▶ _Work required_
Read through the data and report every line in which the word "this" occurs.

▶ _Input rows_
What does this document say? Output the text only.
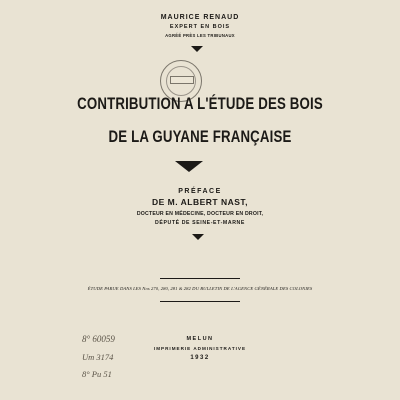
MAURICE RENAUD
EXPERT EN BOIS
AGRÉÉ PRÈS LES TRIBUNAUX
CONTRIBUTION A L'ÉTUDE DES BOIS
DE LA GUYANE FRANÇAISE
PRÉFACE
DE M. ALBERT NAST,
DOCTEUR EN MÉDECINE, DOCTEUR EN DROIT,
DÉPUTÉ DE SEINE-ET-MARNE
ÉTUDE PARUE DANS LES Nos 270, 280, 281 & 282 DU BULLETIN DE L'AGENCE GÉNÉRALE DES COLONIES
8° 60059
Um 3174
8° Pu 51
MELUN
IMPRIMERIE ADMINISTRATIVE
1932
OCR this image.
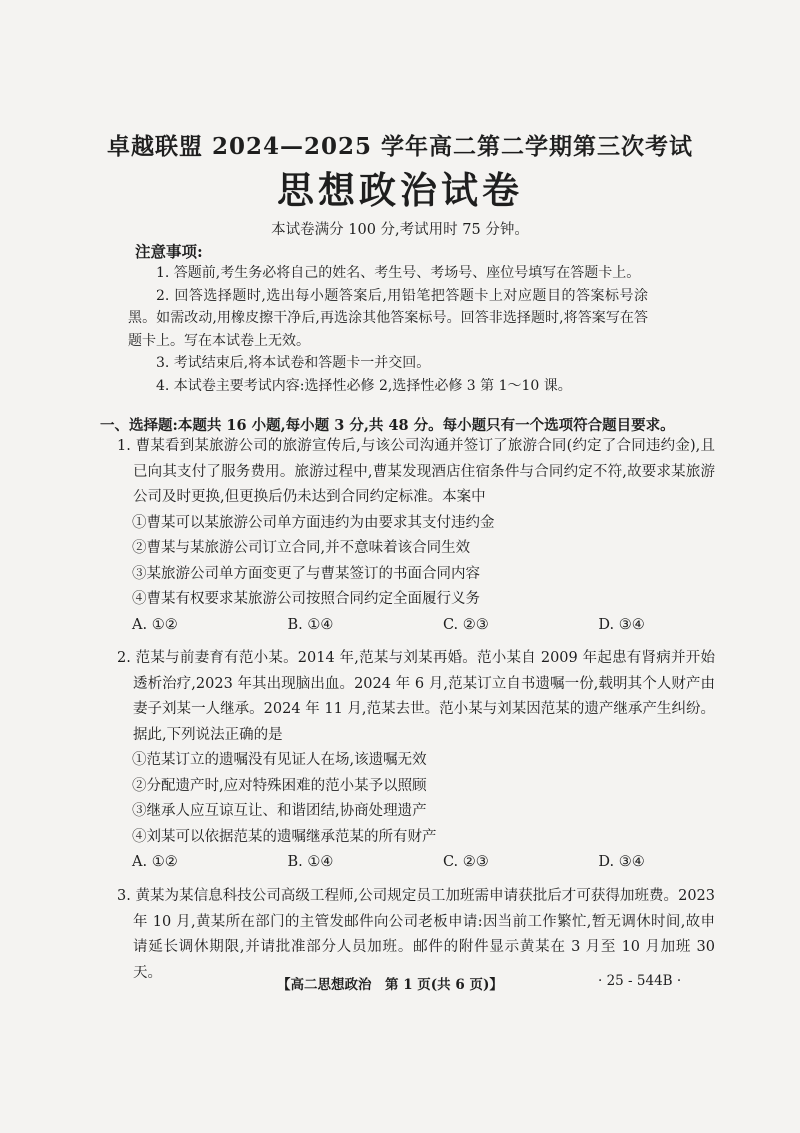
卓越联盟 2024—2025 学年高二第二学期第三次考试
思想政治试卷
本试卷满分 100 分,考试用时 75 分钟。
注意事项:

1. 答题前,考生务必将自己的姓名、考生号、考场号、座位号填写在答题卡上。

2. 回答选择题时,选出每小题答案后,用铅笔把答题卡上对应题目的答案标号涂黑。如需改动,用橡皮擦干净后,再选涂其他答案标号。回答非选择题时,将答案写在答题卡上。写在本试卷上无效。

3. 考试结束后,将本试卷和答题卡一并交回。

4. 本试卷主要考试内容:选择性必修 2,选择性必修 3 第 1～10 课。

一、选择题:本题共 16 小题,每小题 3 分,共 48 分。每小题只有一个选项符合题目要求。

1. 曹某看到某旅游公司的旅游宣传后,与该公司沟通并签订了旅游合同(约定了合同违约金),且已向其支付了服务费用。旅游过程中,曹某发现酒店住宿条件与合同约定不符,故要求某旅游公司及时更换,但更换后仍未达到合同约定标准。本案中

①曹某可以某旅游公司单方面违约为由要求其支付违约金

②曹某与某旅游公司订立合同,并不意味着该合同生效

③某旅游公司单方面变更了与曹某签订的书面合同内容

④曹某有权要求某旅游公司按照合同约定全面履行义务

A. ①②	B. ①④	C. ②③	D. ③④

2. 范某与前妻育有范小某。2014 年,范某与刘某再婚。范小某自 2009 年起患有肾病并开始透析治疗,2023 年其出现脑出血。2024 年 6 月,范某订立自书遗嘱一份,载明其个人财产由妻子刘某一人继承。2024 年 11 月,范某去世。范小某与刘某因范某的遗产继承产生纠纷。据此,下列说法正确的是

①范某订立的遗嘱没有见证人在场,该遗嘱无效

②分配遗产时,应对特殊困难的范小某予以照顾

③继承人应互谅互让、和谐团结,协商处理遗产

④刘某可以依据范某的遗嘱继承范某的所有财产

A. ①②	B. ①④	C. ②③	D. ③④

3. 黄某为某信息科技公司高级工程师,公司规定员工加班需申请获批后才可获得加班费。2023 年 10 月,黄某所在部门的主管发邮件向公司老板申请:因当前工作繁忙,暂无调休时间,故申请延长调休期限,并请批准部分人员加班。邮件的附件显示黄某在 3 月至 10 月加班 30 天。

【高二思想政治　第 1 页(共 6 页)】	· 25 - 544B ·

▶ _Full output_
What does this document say? Output the text only.
OCR this image.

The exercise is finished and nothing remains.